§ Task goal
Pick out the lines below that include the string "Закупка".

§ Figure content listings
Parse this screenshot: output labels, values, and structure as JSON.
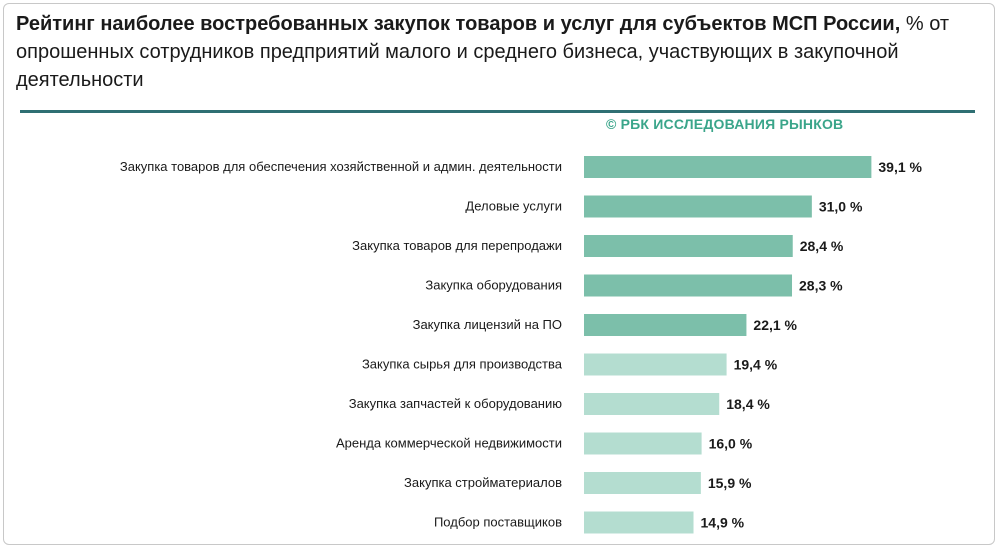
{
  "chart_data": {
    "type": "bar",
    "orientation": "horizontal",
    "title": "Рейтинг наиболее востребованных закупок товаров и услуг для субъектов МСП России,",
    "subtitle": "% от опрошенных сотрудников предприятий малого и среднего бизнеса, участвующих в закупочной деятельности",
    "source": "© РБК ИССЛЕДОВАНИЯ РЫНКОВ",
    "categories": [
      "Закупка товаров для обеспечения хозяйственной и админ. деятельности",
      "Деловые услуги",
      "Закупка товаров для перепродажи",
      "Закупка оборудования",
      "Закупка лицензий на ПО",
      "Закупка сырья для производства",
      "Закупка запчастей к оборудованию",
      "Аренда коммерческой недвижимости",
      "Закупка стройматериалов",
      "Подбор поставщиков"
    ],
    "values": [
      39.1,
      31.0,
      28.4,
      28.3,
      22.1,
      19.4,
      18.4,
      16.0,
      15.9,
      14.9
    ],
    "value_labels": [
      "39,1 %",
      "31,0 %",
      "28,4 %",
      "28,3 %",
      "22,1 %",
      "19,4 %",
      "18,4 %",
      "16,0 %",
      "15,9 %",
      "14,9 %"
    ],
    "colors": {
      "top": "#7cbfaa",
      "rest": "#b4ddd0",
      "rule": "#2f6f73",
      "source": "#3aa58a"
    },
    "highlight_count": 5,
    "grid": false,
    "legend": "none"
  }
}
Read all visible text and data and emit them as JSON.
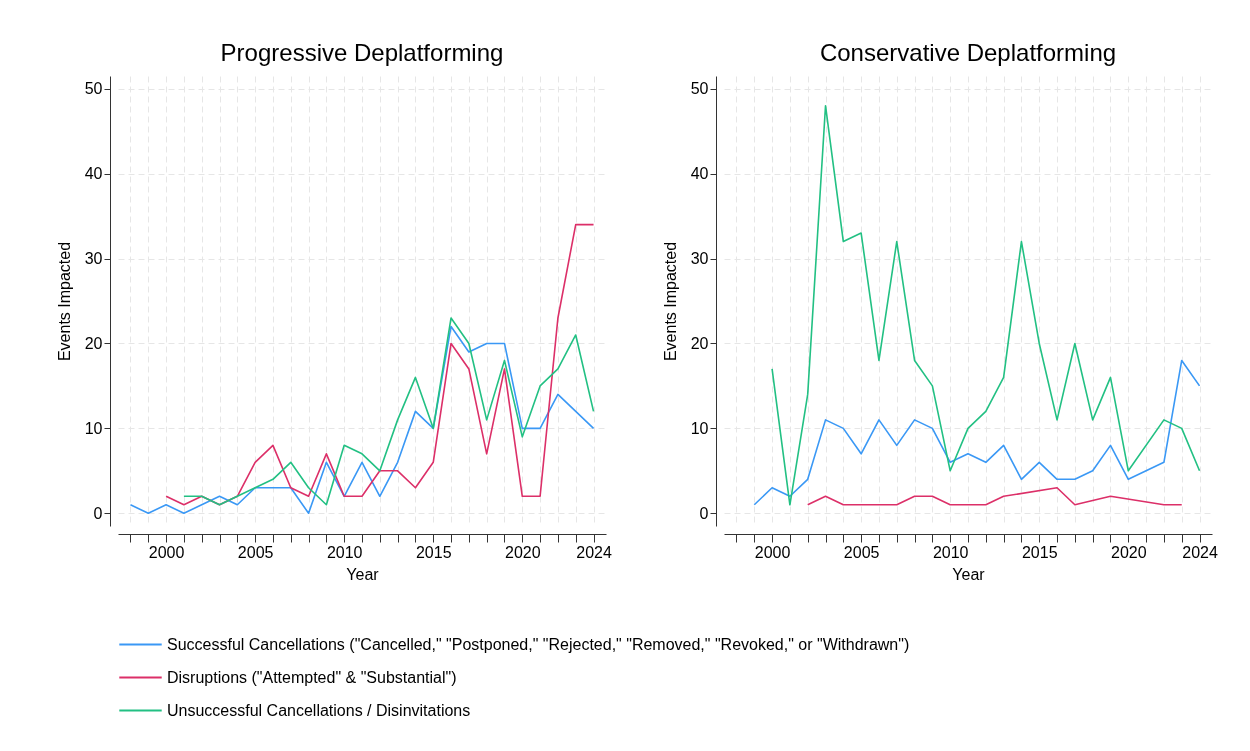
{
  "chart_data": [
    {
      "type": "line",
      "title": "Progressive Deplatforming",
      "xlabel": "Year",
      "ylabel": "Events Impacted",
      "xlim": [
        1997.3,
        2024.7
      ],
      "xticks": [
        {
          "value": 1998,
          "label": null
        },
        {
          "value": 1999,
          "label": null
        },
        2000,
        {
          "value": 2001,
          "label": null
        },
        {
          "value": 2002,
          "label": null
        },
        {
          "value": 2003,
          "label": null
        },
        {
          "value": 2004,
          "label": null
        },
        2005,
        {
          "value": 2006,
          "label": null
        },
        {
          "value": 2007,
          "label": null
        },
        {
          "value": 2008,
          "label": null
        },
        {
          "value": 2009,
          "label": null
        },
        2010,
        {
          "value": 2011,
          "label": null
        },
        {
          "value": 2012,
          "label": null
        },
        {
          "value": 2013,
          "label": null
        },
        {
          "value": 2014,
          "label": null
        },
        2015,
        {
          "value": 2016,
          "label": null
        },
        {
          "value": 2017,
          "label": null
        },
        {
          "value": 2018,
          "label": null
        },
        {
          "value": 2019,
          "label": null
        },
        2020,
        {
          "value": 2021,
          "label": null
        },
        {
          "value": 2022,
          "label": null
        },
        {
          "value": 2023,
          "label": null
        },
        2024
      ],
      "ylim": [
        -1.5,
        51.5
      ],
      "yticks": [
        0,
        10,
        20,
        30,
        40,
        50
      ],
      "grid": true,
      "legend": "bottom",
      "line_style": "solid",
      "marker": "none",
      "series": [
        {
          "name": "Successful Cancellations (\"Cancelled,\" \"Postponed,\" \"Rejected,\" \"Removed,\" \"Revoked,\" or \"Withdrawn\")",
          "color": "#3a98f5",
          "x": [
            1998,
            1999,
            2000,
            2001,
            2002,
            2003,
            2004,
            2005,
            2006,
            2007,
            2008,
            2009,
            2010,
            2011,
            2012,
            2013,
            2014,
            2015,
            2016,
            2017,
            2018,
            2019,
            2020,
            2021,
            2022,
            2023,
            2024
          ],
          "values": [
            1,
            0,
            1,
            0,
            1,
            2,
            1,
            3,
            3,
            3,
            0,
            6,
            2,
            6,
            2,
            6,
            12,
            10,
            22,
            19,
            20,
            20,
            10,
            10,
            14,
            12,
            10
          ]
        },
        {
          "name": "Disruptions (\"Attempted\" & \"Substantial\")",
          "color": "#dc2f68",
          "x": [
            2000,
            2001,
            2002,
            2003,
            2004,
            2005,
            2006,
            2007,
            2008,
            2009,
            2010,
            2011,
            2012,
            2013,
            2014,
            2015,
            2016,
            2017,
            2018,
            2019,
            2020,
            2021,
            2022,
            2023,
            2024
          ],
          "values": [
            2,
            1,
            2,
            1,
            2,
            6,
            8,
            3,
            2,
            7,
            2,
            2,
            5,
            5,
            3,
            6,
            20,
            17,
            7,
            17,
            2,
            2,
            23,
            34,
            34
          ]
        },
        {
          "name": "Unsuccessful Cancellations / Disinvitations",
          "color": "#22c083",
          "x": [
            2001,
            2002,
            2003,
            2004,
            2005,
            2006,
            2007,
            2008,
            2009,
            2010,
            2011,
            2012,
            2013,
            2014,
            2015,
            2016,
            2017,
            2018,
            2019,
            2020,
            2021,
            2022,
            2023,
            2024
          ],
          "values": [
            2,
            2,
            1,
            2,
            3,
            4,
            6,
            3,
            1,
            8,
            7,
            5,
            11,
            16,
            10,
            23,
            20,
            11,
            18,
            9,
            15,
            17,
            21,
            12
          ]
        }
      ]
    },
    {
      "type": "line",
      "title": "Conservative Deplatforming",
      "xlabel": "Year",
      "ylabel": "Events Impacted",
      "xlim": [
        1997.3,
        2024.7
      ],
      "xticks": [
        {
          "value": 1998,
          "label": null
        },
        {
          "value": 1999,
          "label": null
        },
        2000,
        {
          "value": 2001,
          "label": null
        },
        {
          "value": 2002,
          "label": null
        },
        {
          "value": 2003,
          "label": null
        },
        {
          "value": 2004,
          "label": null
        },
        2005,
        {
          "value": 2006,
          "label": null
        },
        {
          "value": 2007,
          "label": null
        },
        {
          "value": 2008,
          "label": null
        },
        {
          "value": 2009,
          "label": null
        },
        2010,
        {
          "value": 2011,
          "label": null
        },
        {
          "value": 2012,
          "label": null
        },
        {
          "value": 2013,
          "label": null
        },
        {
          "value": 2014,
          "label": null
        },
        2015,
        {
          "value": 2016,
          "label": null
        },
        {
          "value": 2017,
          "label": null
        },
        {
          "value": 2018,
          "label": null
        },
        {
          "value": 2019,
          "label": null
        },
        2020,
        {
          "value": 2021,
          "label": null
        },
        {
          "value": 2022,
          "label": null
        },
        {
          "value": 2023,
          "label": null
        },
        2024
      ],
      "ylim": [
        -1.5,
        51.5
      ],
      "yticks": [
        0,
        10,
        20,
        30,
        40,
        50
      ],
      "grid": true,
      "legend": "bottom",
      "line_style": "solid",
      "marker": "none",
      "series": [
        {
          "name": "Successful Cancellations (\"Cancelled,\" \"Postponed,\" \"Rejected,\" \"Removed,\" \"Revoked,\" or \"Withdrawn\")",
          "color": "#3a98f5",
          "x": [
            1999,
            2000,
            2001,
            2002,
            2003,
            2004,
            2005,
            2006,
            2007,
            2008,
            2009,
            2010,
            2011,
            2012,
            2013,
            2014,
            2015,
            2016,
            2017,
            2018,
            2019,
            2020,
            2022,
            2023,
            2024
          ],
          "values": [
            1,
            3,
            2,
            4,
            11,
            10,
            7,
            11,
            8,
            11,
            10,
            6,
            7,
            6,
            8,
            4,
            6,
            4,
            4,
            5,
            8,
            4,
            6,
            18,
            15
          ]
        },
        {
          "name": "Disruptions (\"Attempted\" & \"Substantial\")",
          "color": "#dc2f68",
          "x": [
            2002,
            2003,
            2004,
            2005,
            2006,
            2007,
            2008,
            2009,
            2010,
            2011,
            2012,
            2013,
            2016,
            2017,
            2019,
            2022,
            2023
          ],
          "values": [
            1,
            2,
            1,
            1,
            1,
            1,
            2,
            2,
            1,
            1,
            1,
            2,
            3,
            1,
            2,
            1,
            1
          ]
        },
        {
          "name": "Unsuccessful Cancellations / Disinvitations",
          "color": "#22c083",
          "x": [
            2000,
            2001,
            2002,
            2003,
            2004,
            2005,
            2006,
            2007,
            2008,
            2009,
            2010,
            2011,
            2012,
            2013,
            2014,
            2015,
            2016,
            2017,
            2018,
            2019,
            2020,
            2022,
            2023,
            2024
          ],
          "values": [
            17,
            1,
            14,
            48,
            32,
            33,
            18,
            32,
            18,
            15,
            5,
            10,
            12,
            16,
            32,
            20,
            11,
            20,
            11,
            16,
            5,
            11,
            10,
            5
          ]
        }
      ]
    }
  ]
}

§ Exercise response
      "Закупка товаров для обеспечения хозяйственной и админ. деятельности",
      "Закупка товаров для перепродажи",
      "Закупка оборудования",
      "Закупка лицензий на ПО",
      "Закупка сырья для производства",
      "Закупка запчастей к оборудованию",
      "Закупка стройматериалов",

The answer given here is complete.